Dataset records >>
::::::::::

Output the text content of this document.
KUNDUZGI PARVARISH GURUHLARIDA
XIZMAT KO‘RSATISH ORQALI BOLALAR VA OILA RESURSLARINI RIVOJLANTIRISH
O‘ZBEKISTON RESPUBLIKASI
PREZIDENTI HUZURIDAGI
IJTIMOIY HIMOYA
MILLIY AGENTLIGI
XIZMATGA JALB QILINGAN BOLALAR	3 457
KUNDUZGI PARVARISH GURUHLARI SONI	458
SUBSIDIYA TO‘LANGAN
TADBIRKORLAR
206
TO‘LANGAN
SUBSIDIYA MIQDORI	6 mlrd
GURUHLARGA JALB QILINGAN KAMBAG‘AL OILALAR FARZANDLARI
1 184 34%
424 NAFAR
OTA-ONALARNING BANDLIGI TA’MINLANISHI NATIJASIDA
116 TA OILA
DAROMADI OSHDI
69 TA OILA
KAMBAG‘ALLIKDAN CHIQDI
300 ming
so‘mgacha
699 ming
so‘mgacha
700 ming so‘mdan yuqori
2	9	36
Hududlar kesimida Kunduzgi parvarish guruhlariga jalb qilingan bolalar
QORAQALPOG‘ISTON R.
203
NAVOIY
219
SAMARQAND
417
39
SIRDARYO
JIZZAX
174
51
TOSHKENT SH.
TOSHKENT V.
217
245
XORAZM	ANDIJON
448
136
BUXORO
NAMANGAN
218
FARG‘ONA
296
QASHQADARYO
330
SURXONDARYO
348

::::::::::

Give all of the entries again, word for word.

WRITTEN SOLUTION >>
Output the text content of this document.
KUNDUZGI PARVARISH GURUHLARIDA
XIZMAT KO‘RSATISH ORQALI BOLALAR VA OILA RESURSLARINI RIVOJLANTIRISH
O‘ZBEKISTON RESPUBLIKASI
PREZIDENTI HUZURIDAGI
IJTIMOIY HIMOYA
MILLIY AGENTLIGI
XIZMATGA JALB QILINGAN BOLALAR	3 457
KUNDUZGI PARVARISH GURUHLARI SONI	458
SUBSIDIYA TO‘LANGAN
TADBIRKORLAR
206
TO‘LANGAN
SUBSIDIYA MIQDORI	6 mlrd
GURUHLARGA JALB QILINGAN KAMBAG‘AL OILALAR FARZANDLARI
1 184 34%
424 NAFAR
OTA-ONALARNING BANDLIGI TA’MINLANISHI NATIJASIDA
116 TA OILA
DAROMADI OSHDI
69 TA OILA
KAMBAG‘ALLIKDAN CHIQDI
300 ming
so‘mgacha
699 ming
so‘mgacha
700 ming so‘mdan yuqori
2	9	36
Hududlar kesimida Kunduzgi parvarish guruhlariga jalb qilingan bolalar
QORAQALPOG‘ISTON R.
203
NAVOIY
219
SAMARQAND
417
39
SIRDARYO
JIZZAX
174
51
TOSHKENT SH.
TOSHKENT V.
217
245
XORAZM	ANDIJON
448
136
BUXORO
NAMANGAN
218
FARG‘ONA
296
QASHQADARYO
330
SURXONDARYO
348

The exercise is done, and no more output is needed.